# Task to carry out:
Copy every line of the records below where the word "мира" occurs.

[START Raw data]

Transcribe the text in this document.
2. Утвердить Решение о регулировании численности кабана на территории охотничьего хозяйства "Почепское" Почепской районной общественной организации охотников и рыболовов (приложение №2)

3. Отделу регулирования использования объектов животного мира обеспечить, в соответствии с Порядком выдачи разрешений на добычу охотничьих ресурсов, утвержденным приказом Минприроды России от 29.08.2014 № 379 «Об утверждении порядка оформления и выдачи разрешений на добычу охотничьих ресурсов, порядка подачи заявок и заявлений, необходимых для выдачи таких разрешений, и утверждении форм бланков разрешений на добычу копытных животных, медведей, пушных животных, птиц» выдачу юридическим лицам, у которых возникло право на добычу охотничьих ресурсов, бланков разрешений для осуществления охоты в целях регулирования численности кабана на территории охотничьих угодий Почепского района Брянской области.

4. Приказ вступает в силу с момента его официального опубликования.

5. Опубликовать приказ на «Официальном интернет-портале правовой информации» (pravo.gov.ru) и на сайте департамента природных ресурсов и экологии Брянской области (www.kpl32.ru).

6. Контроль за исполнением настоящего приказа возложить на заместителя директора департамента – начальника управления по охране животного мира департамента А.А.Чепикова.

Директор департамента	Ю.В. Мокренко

[END Raw data]

# Task result:
3. Отделу регулирования использования объектов животного мира обеспечить, в соответствии с Порядком выдачи разрешений на добычу охотничьих ресурсов, утвержденным приказом Минприроды России от 29.08.2014 № 379 «Об утверждении порядка оформления и выдачи разрешений на добычу охотничьих ресурсов, порядка подачи заявок и заявлений, необходимых для выдачи таких разрешений, и утверждении форм бланков разрешений на добычу копытных животных, медведей, пушных животных, птиц» выдачу юридическим лицам, у которых возникло право на добычу охотничьих ресурсов, бланков разрешений для осуществления охоты в целях регулирования численности кабана на территории охотничьих угодий Почепского района Брянской области.
6. Контроль за исполнением настоящего приказа возложить на заместителя директора департамента – начальника управления по охране животного мира департамента А.А.Чепикова.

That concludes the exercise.